Objective = Retype the data lines without any change, starting with the line that contains "698, 744, 747]" and going on through the line that contains "1757, 407, 1808]", both included.
--- START OF Data section ---
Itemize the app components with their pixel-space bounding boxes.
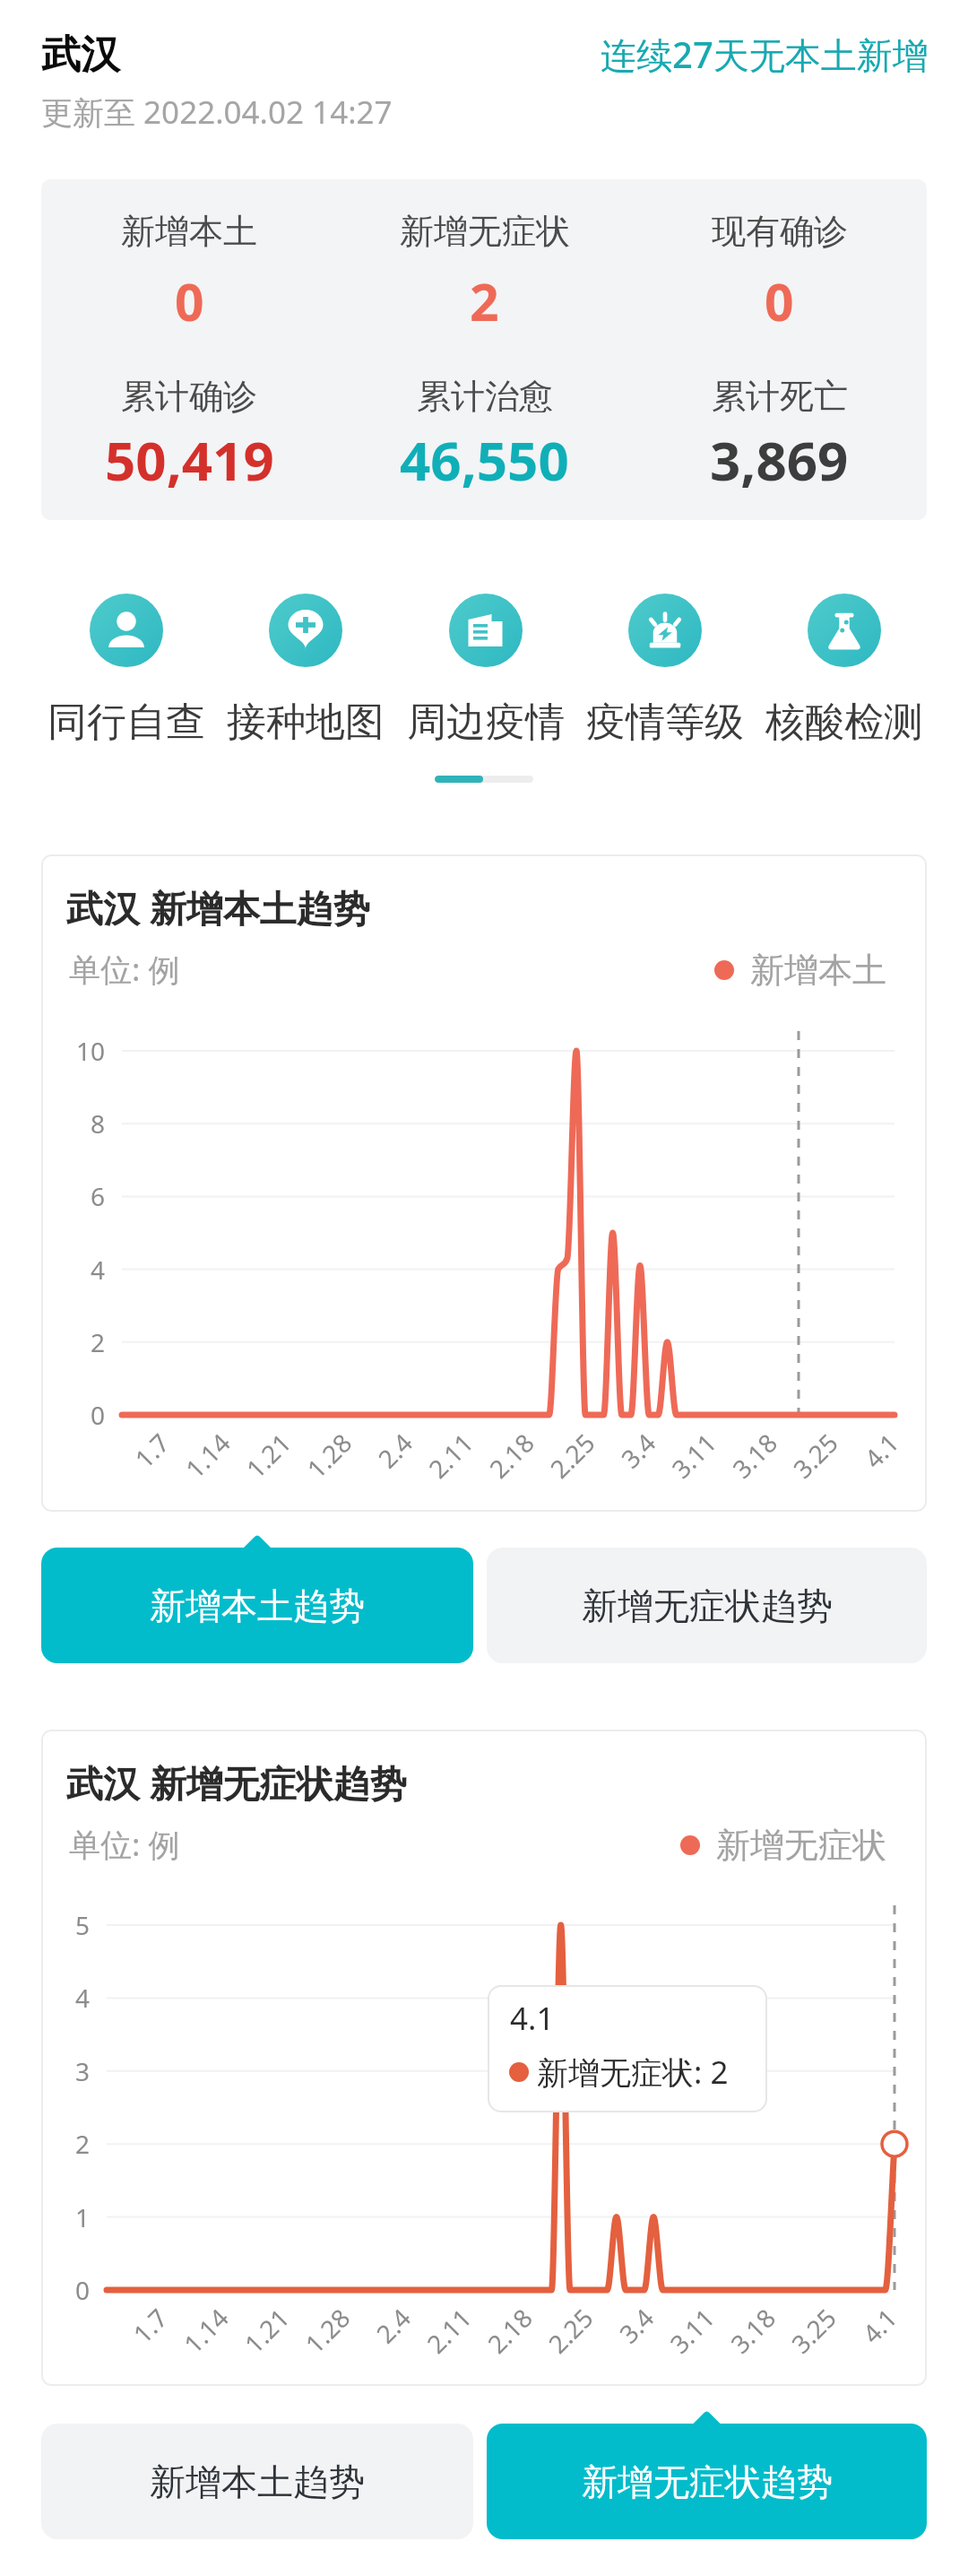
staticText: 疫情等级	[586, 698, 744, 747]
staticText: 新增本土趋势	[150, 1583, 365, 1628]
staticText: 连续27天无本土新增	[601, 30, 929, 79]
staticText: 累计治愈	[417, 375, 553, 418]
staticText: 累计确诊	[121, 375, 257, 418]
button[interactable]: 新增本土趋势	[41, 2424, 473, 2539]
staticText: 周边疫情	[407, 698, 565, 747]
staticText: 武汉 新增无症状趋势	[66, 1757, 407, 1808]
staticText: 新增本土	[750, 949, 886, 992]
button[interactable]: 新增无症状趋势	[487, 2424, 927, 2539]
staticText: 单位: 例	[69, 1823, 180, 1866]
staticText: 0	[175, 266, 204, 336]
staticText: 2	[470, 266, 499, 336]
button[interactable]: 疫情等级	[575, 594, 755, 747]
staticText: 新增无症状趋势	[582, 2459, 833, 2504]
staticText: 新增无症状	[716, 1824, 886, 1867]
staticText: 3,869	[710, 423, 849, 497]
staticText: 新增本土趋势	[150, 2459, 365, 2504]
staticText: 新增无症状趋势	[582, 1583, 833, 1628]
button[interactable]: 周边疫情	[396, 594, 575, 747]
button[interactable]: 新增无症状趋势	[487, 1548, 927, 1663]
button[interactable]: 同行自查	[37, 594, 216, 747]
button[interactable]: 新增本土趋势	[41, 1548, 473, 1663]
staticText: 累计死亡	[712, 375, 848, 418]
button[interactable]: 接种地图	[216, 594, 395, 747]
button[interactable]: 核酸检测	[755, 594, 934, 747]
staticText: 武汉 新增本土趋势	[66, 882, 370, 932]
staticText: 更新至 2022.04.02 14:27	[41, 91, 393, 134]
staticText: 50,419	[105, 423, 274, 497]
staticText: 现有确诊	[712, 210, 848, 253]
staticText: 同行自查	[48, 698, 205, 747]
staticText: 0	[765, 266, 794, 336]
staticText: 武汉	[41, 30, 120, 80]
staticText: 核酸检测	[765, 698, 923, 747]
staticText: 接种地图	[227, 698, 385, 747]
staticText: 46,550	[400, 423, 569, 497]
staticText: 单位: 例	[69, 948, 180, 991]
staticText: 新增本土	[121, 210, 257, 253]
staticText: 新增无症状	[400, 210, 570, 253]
--- END OF Data section ---
--- START OF Data section ---
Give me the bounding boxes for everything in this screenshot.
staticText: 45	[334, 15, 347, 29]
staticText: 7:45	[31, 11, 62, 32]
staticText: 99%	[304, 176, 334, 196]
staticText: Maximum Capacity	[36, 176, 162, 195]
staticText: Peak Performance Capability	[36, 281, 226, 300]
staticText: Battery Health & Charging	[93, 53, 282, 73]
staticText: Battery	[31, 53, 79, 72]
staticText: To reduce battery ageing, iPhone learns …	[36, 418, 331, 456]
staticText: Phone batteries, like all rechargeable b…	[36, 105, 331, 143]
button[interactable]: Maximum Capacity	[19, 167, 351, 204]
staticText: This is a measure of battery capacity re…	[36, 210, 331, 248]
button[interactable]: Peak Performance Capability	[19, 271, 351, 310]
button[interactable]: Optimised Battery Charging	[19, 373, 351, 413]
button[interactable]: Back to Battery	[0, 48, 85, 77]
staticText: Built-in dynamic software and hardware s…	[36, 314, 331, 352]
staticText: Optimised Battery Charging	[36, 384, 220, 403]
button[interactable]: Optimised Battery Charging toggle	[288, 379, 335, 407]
--- END OF Data section ---
Response to the task =
staticText: 疫情等级	[586, 698, 744, 747]
staticText: 新增本土趋势	[150, 1583, 365, 1628]
staticText: 连续27天无本土新增	[601, 30, 929, 79]
staticText: 累计治愈	[417, 375, 553, 418]
staticText: 累计确诊	[121, 375, 257, 418]
button[interactable]: 新增本土趋势	[41, 2424, 473, 2539]
staticText: 周边疫情	[407, 698, 565, 747]
staticText: 武汉 新增无症状趋势	[66, 1757, 407, 1808]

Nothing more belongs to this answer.